▶ MATERIAL PROVIDED
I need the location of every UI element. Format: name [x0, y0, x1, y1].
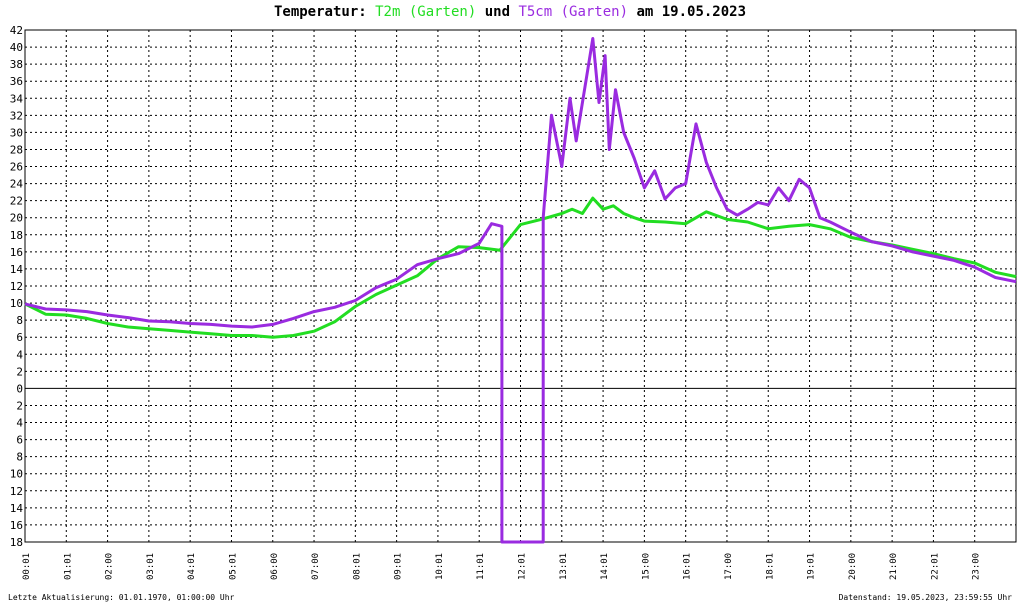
x-tick-label: 03:01: [146, 553, 156, 580]
y-tick-label: 16: [10, 519, 23, 532]
chart-title: Temperatur: T2m (Garten) und T5cm (Garte…: [0, 4, 1020, 20]
x-tick-label: 13:01: [559, 553, 569, 580]
y-tick-label: 14: [10, 502, 24, 515]
y-tick-label: 0: [16, 382, 23, 395]
y-tick-label: 26: [10, 161, 23, 174]
x-tick-label: 17:00: [724, 553, 734, 580]
y-tick-label: 12: [10, 280, 23, 293]
title-series-t2m: T2m (Garten): [375, 4, 477, 20]
title-prefix: Temperatur:: [273, 4, 376, 20]
y-tick-label: 10: [10, 297, 23, 310]
y-tick-label: 38: [10, 58, 23, 71]
y-tick-label: 8: [16, 451, 23, 464]
last-update-text: Letzte Aktualisierung: 01.01.1970, 01:00…: [8, 593, 235, 602]
y-tick-label: 30: [10, 126, 23, 139]
y-tick-label: 20: [10, 212, 23, 225]
y-tick-label: 18: [10, 229, 23, 242]
y-tick-label: 2: [16, 365, 23, 378]
y-tick-label: 8: [16, 314, 23, 327]
y-tick-label: 2: [16, 399, 23, 412]
y-tick-label: 16: [10, 246, 23, 259]
y-tick-label: 18: [10, 536, 23, 549]
x-tick-label: 23:00: [972, 553, 982, 580]
y-tick-label: 4: [16, 348, 23, 361]
title-date: am 19.05.2023: [628, 4, 747, 20]
y-tick-label: 12: [10, 485, 23, 498]
x-tick-label: 19:01: [807, 553, 817, 580]
x-tick-label: 07:00: [311, 553, 321, 580]
y-tick-label: 42: [10, 24, 23, 37]
series-line-t2m: [24, 196, 1017, 339]
data-status-text: Datenstand: 19.05.2023, 23:59:55 Uhr: [838, 593, 1012, 602]
y-tick-label: 10: [10, 468, 23, 481]
x-tick-label: 15:00: [641, 553, 651, 580]
x-tick-label: 10:01: [435, 553, 445, 580]
x-tick-label: 09:01: [394, 553, 404, 580]
x-tick-label: 06:00: [270, 553, 280, 580]
y-tick-label: 34: [10, 92, 24, 105]
x-tick-label: 12:01: [518, 553, 528, 580]
y-tick-label: 28: [10, 143, 23, 156]
y-tick-label: 14: [10, 263, 24, 276]
title-joiner: und: [476, 4, 519, 20]
series-line-t5cm: [24, 37, 1017, 544]
x-tick-label: 08:01: [352, 553, 362, 580]
x-tick-label: 20:00: [848, 553, 858, 580]
y-tick-label: 36: [10, 75, 23, 88]
y-tick-label: 6: [16, 331, 23, 344]
y-tick-label: 40: [10, 41, 23, 54]
y-tick-label: 4: [16, 417, 23, 430]
title-series-t5cm: T5cm (Garten): [518, 4, 629, 20]
x-tick-label: 11:01: [476, 553, 486, 580]
x-tick-label: 22:01: [930, 553, 940, 580]
x-tick-label: 16:01: [683, 553, 693, 580]
x-tick-label: 21:00: [889, 553, 899, 580]
x-tick-label: 04:01: [187, 553, 197, 580]
x-tick-label: 05:01: [228, 553, 238, 580]
y-tick-label: 6: [16, 434, 23, 447]
x-tick-label: 01:01: [63, 553, 73, 580]
x-tick-label: 00:01: [22, 553, 32, 580]
y-tick-label: 22: [10, 195, 23, 208]
x-tick-label: 02:00: [105, 553, 115, 580]
y-tick-label: 24: [10, 178, 24, 191]
x-tick-label: 14:01: [600, 553, 610, 580]
y-tick-label: 32: [10, 109, 23, 122]
x-tick-label: 18:01: [765, 553, 775, 580]
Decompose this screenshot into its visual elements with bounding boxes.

▶ PROBLEM TO WORK ON
Copy out the records from the line containing "x-tick-label: 03:01: [146, 553, 156, 580]" through the line containing "y-tick-label: 18: [10, 536, 23, 549]", both lines included, with each line unchanged.

▶ WRITTEN SOLUTION
x-tick-label: 03:01: [146, 553, 156, 580]
y-tick-label: 16: [10, 519, 23, 532]
chart-title: Temperatur: T2m (Garten) und T5cm (Garte…: [0, 4, 1020, 20]
x-tick-label: 13:01: [559, 553, 569, 580]
y-tick-label: 14: [10, 502, 24, 515]
y-tick-label: 0: [16, 382, 23, 395]
y-tick-label: 26: [10, 161, 23, 174]
x-tick-label: 17:00: [724, 553, 734, 580]
y-tick-label: 12: [10, 280, 23, 293]
title-series-t2m: T2m (Garten): [375, 4, 477, 20]
title-prefix: Temperatur:: [273, 4, 376, 20]
y-tick-label: 10: [10, 297, 23, 310]
y-tick-label: 38: [10, 58, 23, 71]
y-tick-label: 8: [16, 451, 23, 464]
last-update-text: Letzte Aktualisierung: 01.01.1970, 01:00…: [8, 593, 235, 602]
y-tick-label: 30: [10, 126, 23, 139]
y-tick-label: 20: [10, 212, 23, 225]
y-tick-label: 18: [10, 229, 23, 242]
y-tick-label: 2: [16, 365, 23, 378]
y-tick-label: 8: [16, 314, 23, 327]
y-tick-label: 2: [16, 399, 23, 412]
y-tick-label: 16: [10, 246, 23, 259]
y-tick-label: 18: [10, 536, 23, 549]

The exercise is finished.